▸ **STATED TASK**:
Can the data below be echoed back word for word?

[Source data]
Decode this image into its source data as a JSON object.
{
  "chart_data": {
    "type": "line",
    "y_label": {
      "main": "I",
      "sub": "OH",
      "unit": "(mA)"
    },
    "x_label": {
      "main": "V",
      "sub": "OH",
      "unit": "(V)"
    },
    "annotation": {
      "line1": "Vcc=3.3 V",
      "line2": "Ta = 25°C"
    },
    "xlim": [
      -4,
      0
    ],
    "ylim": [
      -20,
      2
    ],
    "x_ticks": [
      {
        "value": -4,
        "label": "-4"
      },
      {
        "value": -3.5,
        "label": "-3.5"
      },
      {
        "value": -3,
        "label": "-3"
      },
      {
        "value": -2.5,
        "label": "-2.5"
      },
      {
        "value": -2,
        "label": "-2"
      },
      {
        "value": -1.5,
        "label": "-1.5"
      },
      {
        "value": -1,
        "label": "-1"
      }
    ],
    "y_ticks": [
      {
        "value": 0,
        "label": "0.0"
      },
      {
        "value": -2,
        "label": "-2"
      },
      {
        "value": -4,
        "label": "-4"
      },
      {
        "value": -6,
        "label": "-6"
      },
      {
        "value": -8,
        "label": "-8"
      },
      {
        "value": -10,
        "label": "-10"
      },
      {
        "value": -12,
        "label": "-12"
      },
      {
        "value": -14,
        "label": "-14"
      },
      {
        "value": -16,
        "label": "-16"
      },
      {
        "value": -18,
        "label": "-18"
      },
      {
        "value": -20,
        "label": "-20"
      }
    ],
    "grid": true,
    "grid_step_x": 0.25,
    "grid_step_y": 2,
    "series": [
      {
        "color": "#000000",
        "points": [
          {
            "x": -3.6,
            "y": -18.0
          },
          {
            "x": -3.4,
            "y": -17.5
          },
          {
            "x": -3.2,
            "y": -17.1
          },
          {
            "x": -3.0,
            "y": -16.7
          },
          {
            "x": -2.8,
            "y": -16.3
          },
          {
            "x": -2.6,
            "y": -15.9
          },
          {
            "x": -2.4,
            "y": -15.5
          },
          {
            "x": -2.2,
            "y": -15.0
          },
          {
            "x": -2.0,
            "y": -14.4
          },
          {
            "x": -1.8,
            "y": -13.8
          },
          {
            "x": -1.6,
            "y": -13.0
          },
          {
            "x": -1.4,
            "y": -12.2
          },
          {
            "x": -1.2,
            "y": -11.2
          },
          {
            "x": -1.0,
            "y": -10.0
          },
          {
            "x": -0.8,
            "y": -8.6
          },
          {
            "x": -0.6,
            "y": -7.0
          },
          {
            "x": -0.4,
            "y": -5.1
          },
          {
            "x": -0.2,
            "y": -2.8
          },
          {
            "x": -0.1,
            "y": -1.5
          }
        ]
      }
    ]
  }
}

▸ **RESPONSE**:
Decode this image into its source data as a JSON object.
{
  "chart_data": {
    "type": "line",
    "y_label": {
      "main": "I",
      "sub": "OH",
      "unit": "(mA)"
    },
    "x_label": {
      "main": "V",
      "sub": "OH",
      "unit": "(V)"
    },
    "annotation": {
      "line1": "Vcc=3.3 V",
      "line2": "Ta = 25°C"
    },
    "xlim": [
      -4,
      0
    ],
    "ylim": [
      -20,
      2
    ],
    "x_ticks": [
      {
        "value": -4,
        "label": "-4"
      },
      {
        "value": -3.5,
        "label": "-3.5"
      },
      {
        "value": -3,
        "label": "-3"
      },
      {
        "value": -2.5,
        "label": "-2.5"
      },
      {
        "value": -2,
        "label": "-2"
      },
      {
        "value": -1.5,
        "label": "-1.5"
      },
      {
        "value": -1,
        "label": "-1"
      }
    ],
    "y_ticks": [
      {
        "value": 0,
        "label": "0.0"
      },
      {
        "value": -2,
        "label": "-2"
      },
      {
        "value": -4,
        "label": "-4"
      },
      {
        "value": -6,
        "label": "-6"
      },
      {
        "value": -8,
        "label": "-8"
      },
      {
        "value": -10,
        "label": "-10"
      },
      {
        "value": -12,
        "label": "-12"
      },
      {
        "value": -14,
        "label": "-14"
      },
      {
        "value": -16,
        "label": "-16"
      },
      {
        "value": -18,
        "label": "-18"
      },
      {
        "value": -20,
        "label": "-20"
      }
    ],
    "grid": true,
    "grid_step_x": 0.25,
    "grid_step_y": 2,
    "series": [
      {
        "color": "#000000",
        "points": [
          {
            "x": -3.6,
            "y": -18.0
          },
          {
            "x": -3.4,
            "y": -17.5
          },
          {
            "x": -3.2,
            "y": -17.1
          },
          {
            "x": -3.0,
            "y": -16.7
          },
          {
            "x": -2.8,
            "y": -16.3
          },
          {
            "x": -2.6,
            "y": -15.9
          },
          {
            "x": -2.4,
            "y": -15.5
          },
          {
            "x": -2.2,
            "y": -15.0
          },
          {
            "x": -2.0,
            "y": -14.4
          },
          {
            "x": -1.8,
            "y": -13.8
          },
          {
            "x": -1.6,
            "y": -13.0
          },
          {
            "x": -1.4,
            "y": -12.2
          },
          {
            "x": -1.2,
            "y": -11.2
          },
          {
            "x": -1.0,
            "y": -10.0
          },
          {
            "x": -0.8,
            "y": -8.6
          },
          {
            "x": -0.6,
            "y": -7.0
          },
          {
            "x": -0.4,
            "y": -5.1
          },
          {
            "x": -0.2,
            "y": -2.8
          },
          {
            "x": -0.1,
            "y": -1.5
          }
        ]
      }
    ]
  }
}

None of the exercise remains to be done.